Every entry must be echoed exactly.

> Data supplied
--------------------
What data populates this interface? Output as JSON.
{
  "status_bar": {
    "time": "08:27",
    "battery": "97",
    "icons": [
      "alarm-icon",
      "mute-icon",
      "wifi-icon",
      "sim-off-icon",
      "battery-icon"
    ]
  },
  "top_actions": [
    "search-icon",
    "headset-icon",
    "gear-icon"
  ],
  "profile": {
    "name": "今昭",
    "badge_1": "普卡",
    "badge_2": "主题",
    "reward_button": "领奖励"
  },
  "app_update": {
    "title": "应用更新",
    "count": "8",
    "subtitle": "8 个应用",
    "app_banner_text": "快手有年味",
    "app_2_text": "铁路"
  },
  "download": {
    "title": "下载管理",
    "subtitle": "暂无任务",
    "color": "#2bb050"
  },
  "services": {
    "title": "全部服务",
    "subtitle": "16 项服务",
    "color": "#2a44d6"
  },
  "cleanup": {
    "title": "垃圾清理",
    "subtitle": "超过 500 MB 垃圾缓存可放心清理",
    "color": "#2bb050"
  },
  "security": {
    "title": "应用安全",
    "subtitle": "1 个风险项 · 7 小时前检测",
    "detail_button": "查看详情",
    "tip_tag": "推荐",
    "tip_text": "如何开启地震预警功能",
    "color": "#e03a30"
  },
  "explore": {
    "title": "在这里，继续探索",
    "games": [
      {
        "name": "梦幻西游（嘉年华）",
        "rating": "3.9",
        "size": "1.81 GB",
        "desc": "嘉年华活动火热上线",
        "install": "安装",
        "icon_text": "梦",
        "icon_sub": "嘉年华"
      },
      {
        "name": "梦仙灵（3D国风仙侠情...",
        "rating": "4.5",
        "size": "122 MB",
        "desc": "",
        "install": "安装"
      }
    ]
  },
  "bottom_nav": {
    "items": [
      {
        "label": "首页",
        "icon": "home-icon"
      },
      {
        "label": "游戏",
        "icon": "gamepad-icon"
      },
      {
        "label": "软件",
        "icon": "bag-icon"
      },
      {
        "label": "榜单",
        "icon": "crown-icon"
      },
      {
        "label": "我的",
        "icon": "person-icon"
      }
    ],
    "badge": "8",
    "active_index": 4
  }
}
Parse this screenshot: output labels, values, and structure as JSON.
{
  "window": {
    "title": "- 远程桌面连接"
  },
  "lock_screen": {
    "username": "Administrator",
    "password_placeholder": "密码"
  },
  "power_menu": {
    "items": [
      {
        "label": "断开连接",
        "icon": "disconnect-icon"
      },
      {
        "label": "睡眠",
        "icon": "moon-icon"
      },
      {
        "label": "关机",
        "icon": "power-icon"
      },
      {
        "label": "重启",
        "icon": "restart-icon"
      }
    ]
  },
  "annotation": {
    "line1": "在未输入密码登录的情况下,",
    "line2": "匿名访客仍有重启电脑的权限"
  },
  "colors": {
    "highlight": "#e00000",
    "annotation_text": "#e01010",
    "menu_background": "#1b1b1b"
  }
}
--------------------
> Full response
What data populates this interface? Output as JSON.
{
  "status_bar": {
    "time": "08:27",
    "battery": "97",
    "icons": [
      "alarm-icon",
      "mute-icon",
      "wifi-icon",
      "sim-off-icon",
      "battery-icon"
    ]
  },
  "top_actions": [
    "search-icon",
    "headset-icon",
    "gear-icon"
  ],
  "profile": {
    "name": "今昭",
    "badge_1": "普卡",
    "badge_2": "主题",
    "reward_button": "领奖励"
  },
  "app_update": {
    "title": "应用更新",
    "count": "8",
    "subtitle": "8 个应用",
    "app_banner_text": "快手有年味",
    "app_2_text": "铁路"
  },
  "download": {
    "title": "下载管理",
    "subtitle": "暂无任务",
    "color": "#2bb050"
  },
  "services": {
    "title": "全部服务",
    "subtitle": "16 项服务",
    "color": "#2a44d6"
  },
  "cleanup": {
    "title": "垃圾清理",
    "subtitle": "超过 500 MB 垃圾缓存可放心清理",
    "color": "#2bb050"
  },
  "security": {
    "title": "应用安全",
    "subtitle": "1 个风险项 · 7 小时前检测",
    "detail_button": "查看详情",
    "tip_tag": "推荐",
    "tip_text": "如何开启地震预警功能",
    "color": "#e03a30"
  },
  "explore": {
    "title": "在这里，继续探索",
    "games": [
      {
        "name": "梦幻西游（嘉年华）",
        "rating": "3.9",
        "size": "1.81 GB",
        "desc": "嘉年华活动火热上线",
        "install": "安装",
        "icon_text": "梦",
        "icon_sub": "嘉年华"
      },
      {
        "name": "梦仙灵（3D国风仙侠情...",
        "rating": "4.5",
        "size": "122 MB",
        "desc": "",
        "install": "安装"
      }
    ]
  },
  "bottom_nav": {
    "items": [
      {
        "label": "首页",
        "icon": "home-icon"
      },
      {
        "label": "游戏",
        "icon": "gamepad-icon"
      },
      {
        "label": "软件",
        "icon": "bag-icon"
      },
      {
        "label": "榜单",
        "icon": "crown-icon"
      },
      {
        "label": "我的",
        "icon": "person-icon"
      }
    ],
    "badge": "8",
    "active_index": 4
  }
}
Parse this screenshot: output labels, values, and structure as JSON.
{
  "window": {
    "title": "- 远程桌面连接"
  },
  "lock_screen": {
    "username": "Administrator",
    "password_placeholder": "密码"
  },
  "power_menu": {
    "items": [
      {
        "label": "断开连接",
        "icon": "disconnect-icon"
      },
      {
        "label": "睡眠",
        "icon": "moon-icon"
      },
      {
        "label": "关机",
        "icon": "power-icon"
      },
      {
        "label": "重启",
        "icon": "restart-icon"
      }
    ]
  },
  "annotation": {
    "line1": "在未输入密码登录的情况下,",
    "line2": "匿名访客仍有重启电脑的权限"
  },
  "colors": {
    "highlight": "#e00000",
    "annotation_text": "#e01010",
    "menu_background": "#1b1b1b"
  }
}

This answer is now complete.